STATED TASK: Find the lines containing the word "HSSI" and copy every one of them.

GIVEN RECORDS:
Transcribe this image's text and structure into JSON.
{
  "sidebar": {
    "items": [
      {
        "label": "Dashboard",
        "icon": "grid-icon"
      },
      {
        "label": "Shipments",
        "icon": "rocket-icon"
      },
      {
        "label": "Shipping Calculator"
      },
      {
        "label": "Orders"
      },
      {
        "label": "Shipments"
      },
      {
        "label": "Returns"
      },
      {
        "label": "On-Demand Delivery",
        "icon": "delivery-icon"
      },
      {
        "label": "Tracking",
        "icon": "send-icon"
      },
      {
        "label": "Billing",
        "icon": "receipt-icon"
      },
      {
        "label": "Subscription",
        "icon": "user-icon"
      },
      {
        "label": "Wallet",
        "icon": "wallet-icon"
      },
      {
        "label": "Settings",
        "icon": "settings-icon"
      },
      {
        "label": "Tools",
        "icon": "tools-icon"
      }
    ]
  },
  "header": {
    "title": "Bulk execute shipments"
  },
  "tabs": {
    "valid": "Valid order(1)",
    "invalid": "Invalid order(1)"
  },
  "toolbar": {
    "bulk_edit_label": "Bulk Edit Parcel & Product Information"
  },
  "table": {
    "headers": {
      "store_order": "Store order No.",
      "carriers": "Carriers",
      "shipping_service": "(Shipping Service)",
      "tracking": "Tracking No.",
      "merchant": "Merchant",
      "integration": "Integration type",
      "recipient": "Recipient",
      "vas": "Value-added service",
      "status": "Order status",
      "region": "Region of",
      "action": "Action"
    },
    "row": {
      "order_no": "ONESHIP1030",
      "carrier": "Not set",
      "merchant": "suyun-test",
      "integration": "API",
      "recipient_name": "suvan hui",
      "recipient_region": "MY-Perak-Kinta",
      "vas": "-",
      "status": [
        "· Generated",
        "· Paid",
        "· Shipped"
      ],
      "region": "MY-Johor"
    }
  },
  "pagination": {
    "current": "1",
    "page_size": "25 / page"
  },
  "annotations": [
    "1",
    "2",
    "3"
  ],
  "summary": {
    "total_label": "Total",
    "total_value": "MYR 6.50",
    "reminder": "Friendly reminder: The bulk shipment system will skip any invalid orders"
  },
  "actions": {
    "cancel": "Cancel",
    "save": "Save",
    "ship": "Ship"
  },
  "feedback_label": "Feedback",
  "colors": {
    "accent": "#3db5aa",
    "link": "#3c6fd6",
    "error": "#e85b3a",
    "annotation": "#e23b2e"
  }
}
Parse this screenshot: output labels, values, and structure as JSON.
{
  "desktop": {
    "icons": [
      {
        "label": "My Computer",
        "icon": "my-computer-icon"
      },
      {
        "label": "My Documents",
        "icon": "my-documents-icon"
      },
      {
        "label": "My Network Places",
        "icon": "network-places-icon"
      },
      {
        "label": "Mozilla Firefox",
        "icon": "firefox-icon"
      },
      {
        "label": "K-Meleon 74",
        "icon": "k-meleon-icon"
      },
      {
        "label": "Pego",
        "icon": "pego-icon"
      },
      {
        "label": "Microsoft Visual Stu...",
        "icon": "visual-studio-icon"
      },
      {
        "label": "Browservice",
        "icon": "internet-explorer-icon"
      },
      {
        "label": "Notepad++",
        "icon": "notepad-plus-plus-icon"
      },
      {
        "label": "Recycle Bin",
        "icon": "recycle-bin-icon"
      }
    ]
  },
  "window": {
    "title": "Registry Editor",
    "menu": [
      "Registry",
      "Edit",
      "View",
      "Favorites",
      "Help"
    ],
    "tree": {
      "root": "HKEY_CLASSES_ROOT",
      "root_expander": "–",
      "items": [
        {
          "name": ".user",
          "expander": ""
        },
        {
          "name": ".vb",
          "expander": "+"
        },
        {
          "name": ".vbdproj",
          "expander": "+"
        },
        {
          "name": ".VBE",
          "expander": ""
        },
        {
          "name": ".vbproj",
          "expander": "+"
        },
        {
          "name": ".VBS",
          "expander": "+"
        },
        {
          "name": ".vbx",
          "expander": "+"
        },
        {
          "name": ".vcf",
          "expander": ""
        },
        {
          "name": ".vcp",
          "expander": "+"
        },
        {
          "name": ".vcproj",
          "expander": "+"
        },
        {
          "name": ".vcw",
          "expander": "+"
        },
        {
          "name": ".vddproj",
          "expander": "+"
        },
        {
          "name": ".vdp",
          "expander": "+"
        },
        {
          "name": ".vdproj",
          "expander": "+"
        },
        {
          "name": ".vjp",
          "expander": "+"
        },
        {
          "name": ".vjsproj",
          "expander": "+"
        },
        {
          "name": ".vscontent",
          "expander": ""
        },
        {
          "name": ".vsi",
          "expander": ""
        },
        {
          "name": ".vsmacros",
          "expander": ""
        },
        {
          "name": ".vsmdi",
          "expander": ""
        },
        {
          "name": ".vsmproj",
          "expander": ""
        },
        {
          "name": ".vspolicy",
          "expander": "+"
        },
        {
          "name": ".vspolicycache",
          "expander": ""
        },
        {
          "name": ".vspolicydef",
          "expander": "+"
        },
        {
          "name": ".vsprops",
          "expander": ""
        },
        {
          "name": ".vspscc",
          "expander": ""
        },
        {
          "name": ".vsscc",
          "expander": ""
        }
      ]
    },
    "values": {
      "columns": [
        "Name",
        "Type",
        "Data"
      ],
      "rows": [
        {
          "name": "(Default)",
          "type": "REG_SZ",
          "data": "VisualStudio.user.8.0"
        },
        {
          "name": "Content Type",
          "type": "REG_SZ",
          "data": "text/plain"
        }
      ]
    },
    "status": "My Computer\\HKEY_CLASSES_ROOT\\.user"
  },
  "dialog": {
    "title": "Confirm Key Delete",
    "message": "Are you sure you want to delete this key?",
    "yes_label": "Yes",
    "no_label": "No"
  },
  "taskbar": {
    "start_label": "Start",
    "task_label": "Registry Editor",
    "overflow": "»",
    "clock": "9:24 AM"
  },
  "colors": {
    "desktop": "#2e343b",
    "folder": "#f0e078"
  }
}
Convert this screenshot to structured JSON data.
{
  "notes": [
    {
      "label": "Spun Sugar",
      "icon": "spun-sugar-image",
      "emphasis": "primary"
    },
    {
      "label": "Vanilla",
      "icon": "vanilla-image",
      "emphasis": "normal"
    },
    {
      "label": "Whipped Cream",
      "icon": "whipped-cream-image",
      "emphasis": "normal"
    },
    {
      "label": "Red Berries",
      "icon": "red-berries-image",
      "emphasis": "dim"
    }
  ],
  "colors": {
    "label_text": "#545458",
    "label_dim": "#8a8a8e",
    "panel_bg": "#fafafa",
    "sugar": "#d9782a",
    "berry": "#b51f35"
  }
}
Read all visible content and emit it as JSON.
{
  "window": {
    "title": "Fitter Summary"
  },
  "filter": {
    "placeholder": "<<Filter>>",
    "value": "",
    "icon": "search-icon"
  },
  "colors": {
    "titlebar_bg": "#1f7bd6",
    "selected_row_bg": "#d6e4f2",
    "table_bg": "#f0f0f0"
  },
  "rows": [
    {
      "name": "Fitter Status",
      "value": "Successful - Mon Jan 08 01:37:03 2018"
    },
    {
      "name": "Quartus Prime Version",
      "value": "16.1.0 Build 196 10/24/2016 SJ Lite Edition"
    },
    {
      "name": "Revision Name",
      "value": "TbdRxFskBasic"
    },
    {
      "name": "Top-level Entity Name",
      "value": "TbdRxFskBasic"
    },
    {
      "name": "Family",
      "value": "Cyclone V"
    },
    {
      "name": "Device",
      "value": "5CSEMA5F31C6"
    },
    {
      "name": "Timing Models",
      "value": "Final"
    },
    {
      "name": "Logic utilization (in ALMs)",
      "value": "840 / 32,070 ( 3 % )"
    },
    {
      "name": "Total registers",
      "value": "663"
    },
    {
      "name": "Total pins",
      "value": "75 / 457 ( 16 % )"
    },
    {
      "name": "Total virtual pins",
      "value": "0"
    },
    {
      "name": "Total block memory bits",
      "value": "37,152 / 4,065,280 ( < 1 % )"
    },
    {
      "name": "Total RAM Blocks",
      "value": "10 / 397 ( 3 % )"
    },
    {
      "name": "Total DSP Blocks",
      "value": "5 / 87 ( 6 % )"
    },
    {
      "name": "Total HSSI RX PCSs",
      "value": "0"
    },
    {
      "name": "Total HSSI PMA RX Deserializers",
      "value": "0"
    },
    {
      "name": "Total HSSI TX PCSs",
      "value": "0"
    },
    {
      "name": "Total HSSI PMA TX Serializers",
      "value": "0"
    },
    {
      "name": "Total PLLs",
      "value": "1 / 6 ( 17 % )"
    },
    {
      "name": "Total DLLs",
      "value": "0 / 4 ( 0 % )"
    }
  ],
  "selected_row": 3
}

RESPONSE:
      "name": "Total HSSI RX PCSs",
      "name": "Total HSSI PMA RX Deserializers",
      "name": "Total HSSI TX PCSs",
      "name": "Total HSSI PMA TX Serializers",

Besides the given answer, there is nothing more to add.